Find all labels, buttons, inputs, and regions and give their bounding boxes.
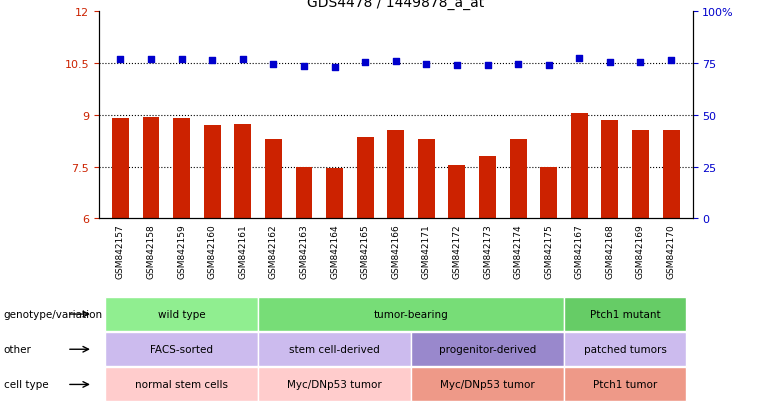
Title: GDS4478 / 1449878_a_at: GDS4478 / 1449878_a_at: [307, 0, 484, 10]
Bar: [479, 157, 496, 219]
Point: [603, 59, 616, 66]
Point: [665, 58, 677, 64]
Text: cell type: cell type: [4, 380, 49, 389]
Text: stem cell-derived: stem cell-derived: [289, 344, 380, 354]
Text: genotype/variation: genotype/variation: [4, 309, 103, 319]
Point: [420, 62, 432, 68]
Text: patched tumors: patched tumors: [584, 344, 667, 354]
Bar: [357, 138, 374, 219]
Bar: [510, 140, 527, 219]
Bar: [540, 167, 557, 219]
Point: [145, 57, 157, 63]
Point: [635, 59, 647, 66]
Text: progenitor-derived: progenitor-derived: [439, 344, 537, 354]
Point: [451, 62, 463, 69]
Bar: [112, 119, 129, 219]
Point: [114, 57, 126, 63]
Point: [267, 62, 279, 68]
Bar: [448, 166, 465, 219]
Bar: [571, 114, 587, 219]
Bar: [387, 131, 404, 219]
Text: wild type: wild type: [158, 309, 205, 319]
Bar: [663, 131, 680, 219]
Bar: [326, 169, 343, 219]
Bar: [234, 124, 251, 219]
Bar: [601, 121, 618, 219]
Text: FACS-sorted: FACS-sorted: [150, 344, 213, 354]
Bar: [204, 126, 221, 219]
Bar: [174, 119, 190, 219]
Text: Myc/DNp53 tumor: Myc/DNp53 tumor: [440, 380, 535, 389]
Point: [237, 57, 249, 63]
Text: other: other: [4, 344, 32, 354]
Point: [329, 65, 341, 71]
Text: Ptch1 mutant: Ptch1 mutant: [590, 309, 661, 319]
Point: [543, 62, 555, 69]
Bar: [265, 140, 282, 219]
Text: tumor-bearing: tumor-bearing: [374, 309, 448, 319]
Point: [390, 59, 402, 66]
Text: normal stem cells: normal stem cells: [135, 380, 228, 389]
Bar: [142, 117, 159, 219]
Point: [176, 57, 188, 63]
Bar: [418, 140, 435, 219]
Text: Myc/DNp53 tumor: Myc/DNp53 tumor: [287, 380, 382, 389]
Point: [573, 56, 585, 62]
Bar: [632, 131, 649, 219]
Bar: [295, 167, 312, 219]
Point: [512, 62, 524, 68]
Point: [359, 60, 371, 66]
Point: [482, 62, 494, 69]
Point: [206, 57, 218, 64]
Text: Ptch1 tumor: Ptch1 tumor: [593, 380, 658, 389]
Point: [298, 64, 310, 70]
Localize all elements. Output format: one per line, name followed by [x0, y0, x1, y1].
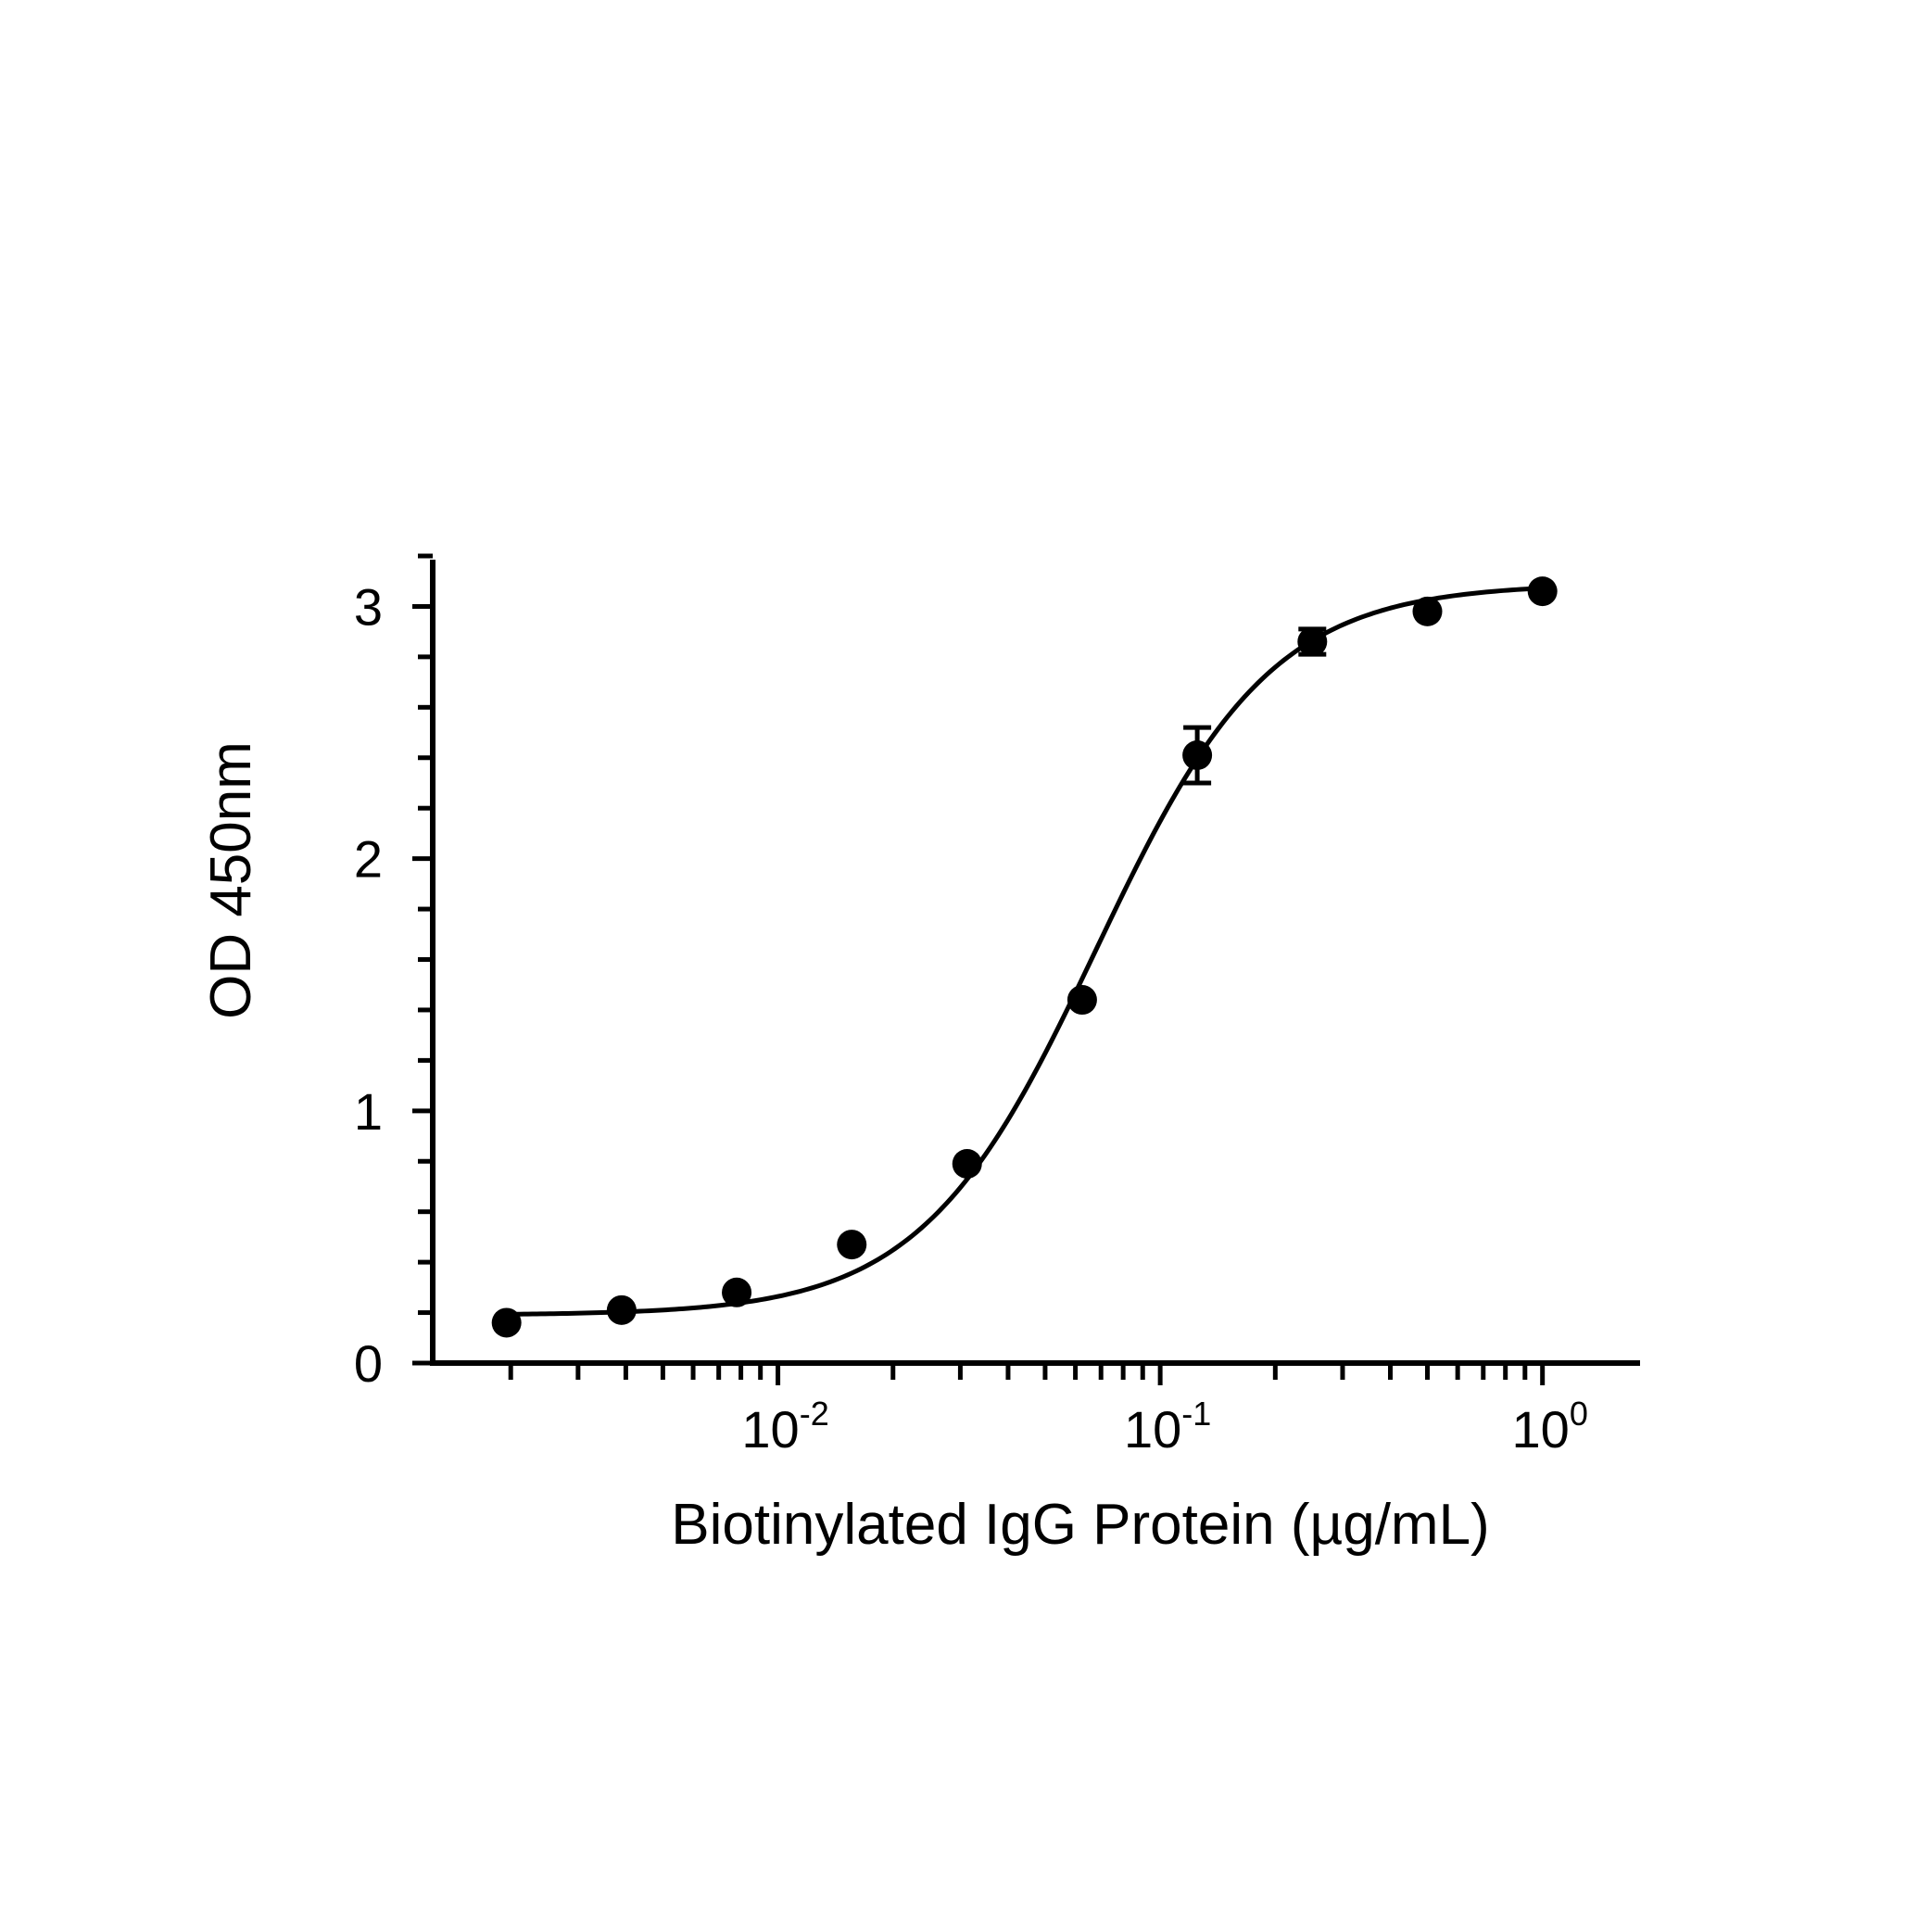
axes-layer	[430, 560, 1640, 1366]
x-tick-label-exponent: -2	[800, 1395, 829, 1433]
data-point	[1182, 740, 1213, 771]
data-point	[1527, 576, 1558, 607]
data-point	[722, 1277, 752, 1307]
fit-curve	[506, 586, 1543, 1317]
data-point	[952, 1148, 982, 1179]
data-point	[837, 1230, 867, 1260]
x-tick-label-exponent: 0	[1570, 1395, 1588, 1433]
data-point	[606, 1294, 637, 1325]
x-axis-title: Biotinylated IgG Protein (µg/mL)	[671, 1493, 1489, 1557]
x-tick-label-base: 10	[1512, 1400, 1570, 1458]
fit-curve-layer	[506, 586, 1543, 1317]
data-point-layer	[491, 576, 1558, 1338]
x-tick-label: 10-2	[741, 1395, 828, 1458]
y-axis-title: OD 450nm	[199, 741, 263, 1019]
y-tick-label: 3	[354, 577, 383, 636]
y-tick-label: 2	[354, 830, 383, 889]
data-point	[1066, 985, 1097, 1016]
y-tick-label: 1	[354, 1082, 383, 1141]
data-point	[1412, 596, 1443, 626]
y-tick-label: 0	[354, 1334, 383, 1393]
x-tick-label-base: 10	[741, 1400, 799, 1458]
data-point	[1297, 626, 1328, 657]
x-tick-label: 100	[1512, 1395, 1588, 1458]
x-tick-label-base: 10	[1124, 1400, 1181, 1458]
data-point	[491, 1307, 522, 1338]
tick-layer	[412, 553, 1546, 1385]
x-tick-label-exponent: -1	[1181, 1395, 1211, 1433]
x-tick-label: 10-1	[1124, 1395, 1211, 1458]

◆ **DIRECTIONS**:
Return only the number of lines in the data above that hold the word "base".

◆ **ANSWER FOR THE TASK**:
3